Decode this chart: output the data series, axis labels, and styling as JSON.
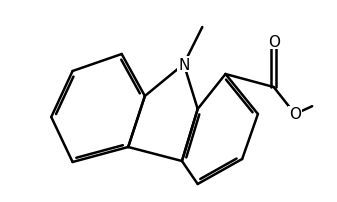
{
  "background_color": "#ffffff",
  "line_color": "#000000",
  "line_width": 1.8,
  "font_size": 11,
  "xlim": [
    0,
    10
  ],
  "ylim": [
    0,
    6.5
  ],
  "figsize": [
    3.37,
    2.03
  ],
  "dpi": 100
}
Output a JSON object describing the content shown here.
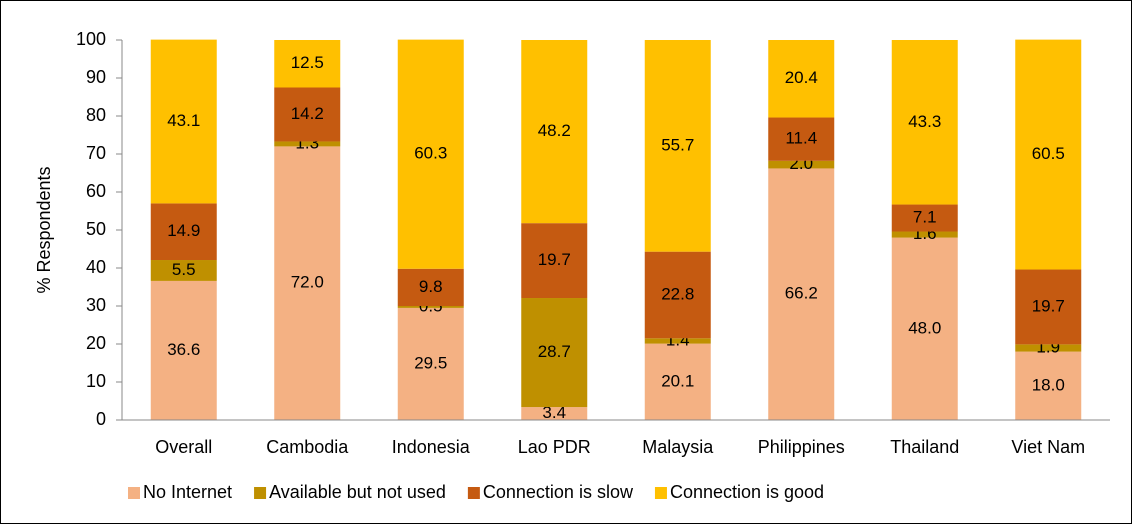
{
  "chart_data": {
    "type": "stacked_bar",
    "y_axis_label": "% Respondents",
    "categories": [
      "Overall",
      "Cambodia",
      "Indonesia",
      "Lao PDR",
      "Malaysia",
      "Philippines",
      "Thailand",
      "Viet Nam"
    ],
    "series": [
      {
        "name": "No Internet",
        "color": "#f4b183",
        "values": [
          36.6,
          72.0,
          29.5,
          3.4,
          20.1,
          66.2,
          48.0,
          18.0
        ],
        "value_labels": [
          "36.6",
          "72.0",
          "29.5",
          "3.4",
          "20.1",
          "66.2",
          "48.0",
          "18.0"
        ]
      },
      {
        "name": "Available but not used",
        "color": "#bf9000",
        "values": [
          5.5,
          1.3,
          0.5,
          28.7,
          1.4,
          2.0,
          1.6,
          1.9
        ],
        "value_labels": [
          "5.5",
          "1.3",
          "0.5",
          "28.7",
          "1.4",
          "2.0",
          "1.6",
          "1.9"
        ]
      },
      {
        "name": "Connection is slow",
        "color": "#c55a11",
        "values": [
          14.9,
          14.2,
          9.8,
          19.7,
          22.8,
          11.4,
          7.1,
          19.7
        ],
        "value_labels": [
          "14.9",
          "14.2",
          "9.8",
          "19.7",
          "22.8",
          "11.4",
          "7.1",
          "19.7"
        ]
      },
      {
        "name": "Connection is good",
        "color": "#ffc000",
        "values": [
          43.1,
          12.5,
          60.3,
          48.2,
          55.7,
          20.4,
          43.3,
          60.5
        ],
        "value_labels": [
          "43.1",
          "12.5",
          "60.3",
          "48.2",
          "55.7",
          "20.4",
          "43.3",
          "60.5"
        ]
      }
    ],
    "ylim": [
      0,
      100
    ],
    "yticks": [
      0,
      10,
      20,
      30,
      40,
      50,
      60,
      70,
      80,
      90,
      100
    ],
    "grid": false,
    "legend": "bottom"
  }
}
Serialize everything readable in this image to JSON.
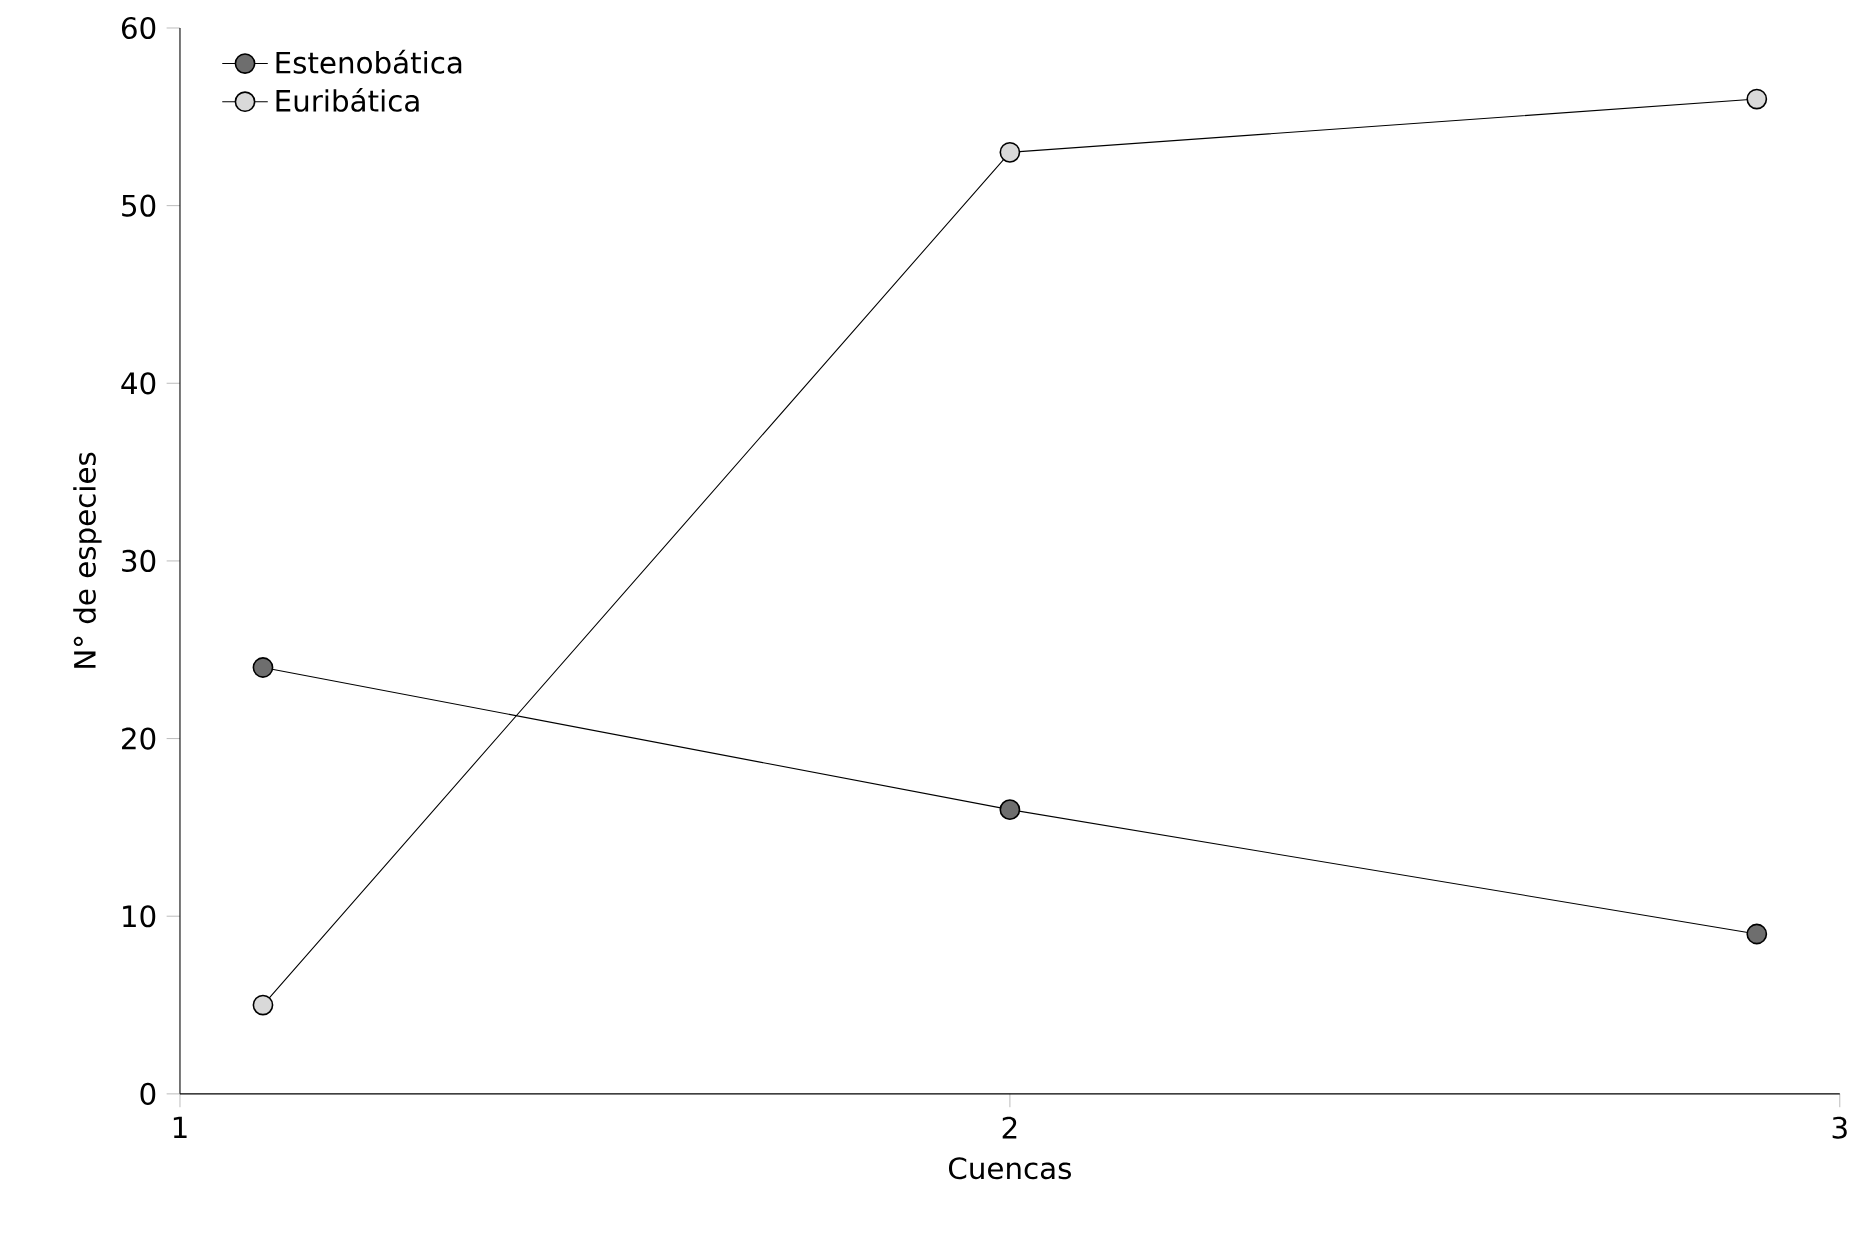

**Job**
Exactly reproduce each record, leaving out any pictures.

**Response below**
Decode this chart: output the data series, axis labels, and styling as JSON.
{
  "background_color": "#ffffff",
  "line_color": "#000000",
  "line_width": 1.8,
  "font_size": 11,
  "xlim": [
    0,
    10
  ],
  "ylim": [
    0,
    6.5
  ],
  "figsize": [
    3.37,
    2.03
  ],
  "dpi": 100
}
Output a JSON object describing the content shown here.
{
  "chart_data": {
    "type": "stacked_bar",
    "y_axis_label": "% Respondents",
    "categories": [
      "Overall",
      "Cambodia",
      "Indonesia",
      "Lao PDR",
      "Malaysia",
      "Philippines",
      "Thailand",
      "Viet Nam"
    ],
    "series": [
      {
        "name": "No Internet",
        "color": "#f4b183",
        "values": [
          36.6,
          72.0,
          29.5,
          3.4,
          20.1,
          66.2,
          48.0,
          18.0
        ],
        "value_labels": [
          "36.6",
          "72.0",
          "29.5",
          "3.4",
          "20.1",
          "66.2",
          "48.0",
          "18.0"
        ]
      },
      {
        "name": "Available but not used",
        "color": "#bf9000",
        "values": [
          5.5,
          1.3,
          0.5,
          28.7,
          1.4,
          2.0,
          1.6,
          1.9
        ],
        "value_labels": [
          "5.5",
          "1.3",
          "0.5",
          "28.7",
          "1.4",
          "2.0",
          "1.6",
          "1.9"
        ]
      },
      {
        "name": "Connection is slow",
        "color": "#c55a11",
        "values": [
          14.9,
          14.2,
          9.8,
          19.7,
          22.8,
          11.4,
          7.1,
          19.7
        ],
        "value_labels": [
          "14.9",
          "14.2",
          "9.8",
          "19.7",
          "22.8",
          "11.4",
          "7.1",
          "19.7"
        ]
      },
      {
        "name": "Connection is good",
        "color": "#ffc000",
        "values": [
          43.1,
          12.5,
          60.3,
          48.2,
          55.7,
          20.4,
          43.3,
          60.5
        ],
        "value_labels": [
          "43.1",
          "12.5",
          "60.3",
          "48.2",
          "55.7",
          "20.4",
          "43.3",
          "60.5"
        ]
      }
    ],
    "ylim": [
      0,
      100
    ],
    "yticks": [
      0,
      10,
      20,
      30,
      40,
      50,
      60,
      70,
      80,
      90,
      100
    ],
    "grid": false,
    "legend": "bottom"
  }
}
Serialize everything readable in this image to JSON.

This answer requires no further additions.